## [Short task]
Reproduce the lines of the records verbatim, starting at the beginning of the records and continuing through the line containing "z-tick-label: 2.5 (147, 261, 162, 273)".

(Excerpt from a dataset)
▬▬▬

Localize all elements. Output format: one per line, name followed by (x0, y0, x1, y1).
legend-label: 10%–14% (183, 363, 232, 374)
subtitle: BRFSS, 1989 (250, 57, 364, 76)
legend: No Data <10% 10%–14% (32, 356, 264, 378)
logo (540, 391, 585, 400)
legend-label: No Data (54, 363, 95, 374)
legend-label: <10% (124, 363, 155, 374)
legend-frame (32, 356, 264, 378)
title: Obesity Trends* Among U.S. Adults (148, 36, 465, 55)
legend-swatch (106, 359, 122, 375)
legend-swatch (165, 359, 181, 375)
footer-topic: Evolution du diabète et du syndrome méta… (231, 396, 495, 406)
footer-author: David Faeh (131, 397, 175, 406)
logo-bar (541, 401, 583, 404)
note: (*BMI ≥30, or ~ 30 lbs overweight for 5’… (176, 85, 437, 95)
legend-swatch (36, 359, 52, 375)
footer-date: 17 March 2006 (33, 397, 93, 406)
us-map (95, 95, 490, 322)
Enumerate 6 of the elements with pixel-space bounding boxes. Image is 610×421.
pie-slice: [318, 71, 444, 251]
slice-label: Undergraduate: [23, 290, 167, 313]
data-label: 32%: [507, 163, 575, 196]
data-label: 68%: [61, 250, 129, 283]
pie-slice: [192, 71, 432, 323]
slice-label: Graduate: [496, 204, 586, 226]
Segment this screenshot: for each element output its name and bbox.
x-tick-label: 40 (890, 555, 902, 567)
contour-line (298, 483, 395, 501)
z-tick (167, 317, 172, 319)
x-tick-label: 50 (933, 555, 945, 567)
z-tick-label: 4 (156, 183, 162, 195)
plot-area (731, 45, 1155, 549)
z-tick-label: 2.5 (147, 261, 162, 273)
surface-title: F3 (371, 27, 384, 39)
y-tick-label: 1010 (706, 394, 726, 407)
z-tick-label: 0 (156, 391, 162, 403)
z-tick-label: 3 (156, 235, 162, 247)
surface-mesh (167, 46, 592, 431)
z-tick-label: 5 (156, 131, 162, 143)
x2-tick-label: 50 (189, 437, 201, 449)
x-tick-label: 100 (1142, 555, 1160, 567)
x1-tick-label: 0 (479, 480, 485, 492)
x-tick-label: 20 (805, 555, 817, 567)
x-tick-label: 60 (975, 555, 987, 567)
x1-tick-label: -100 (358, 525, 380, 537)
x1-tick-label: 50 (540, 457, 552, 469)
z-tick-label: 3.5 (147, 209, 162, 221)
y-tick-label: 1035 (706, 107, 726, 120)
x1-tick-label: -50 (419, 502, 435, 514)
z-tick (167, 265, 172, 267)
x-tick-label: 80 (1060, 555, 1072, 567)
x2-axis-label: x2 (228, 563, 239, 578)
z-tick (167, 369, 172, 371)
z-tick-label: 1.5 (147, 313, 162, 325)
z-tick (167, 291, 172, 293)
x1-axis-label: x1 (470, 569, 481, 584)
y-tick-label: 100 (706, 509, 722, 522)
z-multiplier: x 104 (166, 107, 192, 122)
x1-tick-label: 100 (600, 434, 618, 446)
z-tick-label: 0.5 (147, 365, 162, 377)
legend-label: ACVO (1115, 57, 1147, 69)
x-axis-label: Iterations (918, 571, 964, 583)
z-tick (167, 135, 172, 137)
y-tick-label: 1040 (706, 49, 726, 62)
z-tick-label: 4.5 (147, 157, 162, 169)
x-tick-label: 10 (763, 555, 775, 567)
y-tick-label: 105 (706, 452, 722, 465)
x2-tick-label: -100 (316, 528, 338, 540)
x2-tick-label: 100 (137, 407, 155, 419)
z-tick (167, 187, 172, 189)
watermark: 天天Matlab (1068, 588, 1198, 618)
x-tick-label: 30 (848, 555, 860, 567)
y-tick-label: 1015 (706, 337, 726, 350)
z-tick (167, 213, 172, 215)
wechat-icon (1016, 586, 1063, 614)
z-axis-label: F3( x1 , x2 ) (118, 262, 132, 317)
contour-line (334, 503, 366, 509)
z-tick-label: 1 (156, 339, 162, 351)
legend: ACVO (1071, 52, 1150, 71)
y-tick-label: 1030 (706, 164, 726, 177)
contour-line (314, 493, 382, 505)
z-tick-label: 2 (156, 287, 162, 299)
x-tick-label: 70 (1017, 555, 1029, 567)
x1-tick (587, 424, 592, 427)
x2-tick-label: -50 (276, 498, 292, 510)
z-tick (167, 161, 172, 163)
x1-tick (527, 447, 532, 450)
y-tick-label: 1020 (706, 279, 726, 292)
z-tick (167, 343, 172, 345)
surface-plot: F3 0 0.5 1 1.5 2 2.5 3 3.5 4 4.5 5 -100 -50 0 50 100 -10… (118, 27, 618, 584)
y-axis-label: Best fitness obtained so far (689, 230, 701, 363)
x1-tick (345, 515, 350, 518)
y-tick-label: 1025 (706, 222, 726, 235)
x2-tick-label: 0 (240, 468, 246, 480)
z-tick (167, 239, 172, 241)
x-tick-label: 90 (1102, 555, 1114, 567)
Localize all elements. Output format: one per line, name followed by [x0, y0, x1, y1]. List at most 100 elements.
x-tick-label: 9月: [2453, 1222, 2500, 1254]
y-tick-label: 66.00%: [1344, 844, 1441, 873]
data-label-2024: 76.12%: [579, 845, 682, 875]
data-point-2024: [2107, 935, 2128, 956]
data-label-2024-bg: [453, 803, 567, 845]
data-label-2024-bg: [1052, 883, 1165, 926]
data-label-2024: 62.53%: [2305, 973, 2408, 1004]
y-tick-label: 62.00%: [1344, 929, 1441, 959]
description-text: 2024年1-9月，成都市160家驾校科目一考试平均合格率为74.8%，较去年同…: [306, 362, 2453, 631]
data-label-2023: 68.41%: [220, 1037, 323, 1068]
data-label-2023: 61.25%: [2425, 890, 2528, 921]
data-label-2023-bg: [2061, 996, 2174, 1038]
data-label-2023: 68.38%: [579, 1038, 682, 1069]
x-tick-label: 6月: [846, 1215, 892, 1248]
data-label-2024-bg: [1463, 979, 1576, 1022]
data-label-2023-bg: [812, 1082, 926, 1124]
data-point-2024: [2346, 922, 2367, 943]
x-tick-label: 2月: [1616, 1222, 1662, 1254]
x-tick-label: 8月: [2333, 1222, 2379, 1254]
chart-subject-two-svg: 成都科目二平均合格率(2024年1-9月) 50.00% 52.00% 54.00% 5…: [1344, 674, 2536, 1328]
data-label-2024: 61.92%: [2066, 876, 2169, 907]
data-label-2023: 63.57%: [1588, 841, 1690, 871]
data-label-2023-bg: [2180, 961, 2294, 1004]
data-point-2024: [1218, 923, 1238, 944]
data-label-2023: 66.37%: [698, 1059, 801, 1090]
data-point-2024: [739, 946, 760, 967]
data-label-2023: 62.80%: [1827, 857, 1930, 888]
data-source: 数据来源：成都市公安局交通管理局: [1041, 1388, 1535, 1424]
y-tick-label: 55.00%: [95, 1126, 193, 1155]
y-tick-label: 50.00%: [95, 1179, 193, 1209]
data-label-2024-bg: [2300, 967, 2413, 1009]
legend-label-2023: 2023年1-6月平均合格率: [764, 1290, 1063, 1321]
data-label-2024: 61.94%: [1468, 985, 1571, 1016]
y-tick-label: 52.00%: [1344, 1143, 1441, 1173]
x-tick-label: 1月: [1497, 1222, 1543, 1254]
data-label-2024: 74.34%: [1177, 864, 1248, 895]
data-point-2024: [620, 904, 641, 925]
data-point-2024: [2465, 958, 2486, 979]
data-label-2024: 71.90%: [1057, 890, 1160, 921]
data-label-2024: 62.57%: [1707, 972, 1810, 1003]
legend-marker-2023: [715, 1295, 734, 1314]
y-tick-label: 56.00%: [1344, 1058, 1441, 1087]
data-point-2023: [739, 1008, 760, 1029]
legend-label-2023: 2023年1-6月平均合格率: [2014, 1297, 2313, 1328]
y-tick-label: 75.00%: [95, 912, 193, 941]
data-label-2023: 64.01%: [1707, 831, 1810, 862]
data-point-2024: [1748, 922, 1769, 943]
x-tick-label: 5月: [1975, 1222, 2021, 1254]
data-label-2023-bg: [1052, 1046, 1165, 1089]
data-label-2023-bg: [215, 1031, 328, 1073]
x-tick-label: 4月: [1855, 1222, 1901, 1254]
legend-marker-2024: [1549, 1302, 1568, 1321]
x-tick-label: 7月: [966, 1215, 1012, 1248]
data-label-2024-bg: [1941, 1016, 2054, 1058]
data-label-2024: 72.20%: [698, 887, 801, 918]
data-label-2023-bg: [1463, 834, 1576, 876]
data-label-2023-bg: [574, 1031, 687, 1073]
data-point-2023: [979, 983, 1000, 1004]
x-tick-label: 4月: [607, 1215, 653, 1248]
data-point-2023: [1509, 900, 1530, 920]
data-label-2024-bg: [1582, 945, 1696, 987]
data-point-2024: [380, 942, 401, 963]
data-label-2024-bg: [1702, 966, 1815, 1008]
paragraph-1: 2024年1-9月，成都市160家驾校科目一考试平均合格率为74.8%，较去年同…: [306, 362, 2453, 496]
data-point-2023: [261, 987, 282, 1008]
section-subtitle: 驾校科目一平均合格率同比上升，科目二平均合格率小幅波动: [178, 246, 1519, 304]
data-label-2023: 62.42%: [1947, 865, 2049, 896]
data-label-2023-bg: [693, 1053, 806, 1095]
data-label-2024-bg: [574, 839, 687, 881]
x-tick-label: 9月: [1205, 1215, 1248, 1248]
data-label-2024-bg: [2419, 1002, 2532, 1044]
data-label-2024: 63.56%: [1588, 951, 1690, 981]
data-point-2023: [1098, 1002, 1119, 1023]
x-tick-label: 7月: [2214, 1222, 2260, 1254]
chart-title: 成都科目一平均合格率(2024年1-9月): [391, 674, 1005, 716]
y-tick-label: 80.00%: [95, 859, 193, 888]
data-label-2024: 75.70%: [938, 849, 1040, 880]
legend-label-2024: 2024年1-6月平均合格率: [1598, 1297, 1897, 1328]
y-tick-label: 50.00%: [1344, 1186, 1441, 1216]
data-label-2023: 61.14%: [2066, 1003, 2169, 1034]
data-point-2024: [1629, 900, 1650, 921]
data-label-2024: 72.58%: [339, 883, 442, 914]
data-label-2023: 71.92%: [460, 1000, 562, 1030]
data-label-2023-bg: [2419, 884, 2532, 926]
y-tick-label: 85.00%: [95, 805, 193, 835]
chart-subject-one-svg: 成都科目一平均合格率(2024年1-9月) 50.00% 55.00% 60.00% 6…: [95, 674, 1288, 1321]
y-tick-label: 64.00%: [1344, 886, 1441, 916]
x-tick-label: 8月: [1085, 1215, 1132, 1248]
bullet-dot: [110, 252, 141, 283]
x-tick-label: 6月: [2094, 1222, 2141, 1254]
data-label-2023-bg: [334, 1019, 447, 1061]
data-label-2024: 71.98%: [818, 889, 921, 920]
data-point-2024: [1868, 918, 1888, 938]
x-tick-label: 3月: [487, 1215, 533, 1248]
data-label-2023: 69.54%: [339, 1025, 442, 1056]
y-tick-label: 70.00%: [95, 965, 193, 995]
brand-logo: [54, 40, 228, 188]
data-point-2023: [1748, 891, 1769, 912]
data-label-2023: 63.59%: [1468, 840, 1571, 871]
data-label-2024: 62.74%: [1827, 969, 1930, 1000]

▬▬▬

## [Task response]
Localize all elements. Output format: one per line, name followed by (x0, y0, x1, y1).
legend-label: 10%–14% (183, 363, 232, 374)
subtitle: BRFSS, 1989 (250, 57, 364, 76)
legend: No Data <10% 10%–14% (32, 356, 264, 378)
logo (540, 391, 585, 400)
legend-label: No Data (54, 363, 95, 374)
legend-label: <10% (124, 363, 155, 374)
legend-frame (32, 356, 264, 378)
title: Obesity Trends* Among U.S. Adults (148, 36, 465, 55)
legend-swatch (106, 359, 122, 375)
legend-swatch (165, 359, 181, 375)
footer-topic: Evolution du diabète et du syndrome méta… (231, 396, 495, 406)
footer-author: David Faeh (131, 397, 175, 406)
logo-bar (541, 401, 583, 404)
note: (*BMI ≥30, or ~ 30 lbs overweight for 5’… (176, 85, 437, 95)
legend-swatch (36, 359, 52, 375)
footer-date: 17 March 2006 (33, 397, 93, 406)
us-map (95, 95, 490, 322)
Enumerate 6 of the elements with pixel-space bounding boxes. Image is 610×421.
pie-slice: [318, 71, 444, 251]
slice-label: Undergraduate: [23, 290, 167, 313]
data-label: 32%: [507, 163, 575, 196]
data-label: 68%: [61, 250, 129, 283]
pie-slice: [192, 71, 432, 323]
slice-label: Graduate: [496, 204, 586, 226]
Segment this screenshot: for each element output its name and bbox.
x-tick-label: 40 (890, 555, 902, 567)
contour-line (298, 483, 395, 501)
z-tick (167, 317, 172, 319)
x-tick-label: 50 (933, 555, 945, 567)
z-tick-label: 4 (156, 183, 162, 195)
plot-area (731, 45, 1155, 549)
z-tick-label: 2.5 (147, 261, 162, 273)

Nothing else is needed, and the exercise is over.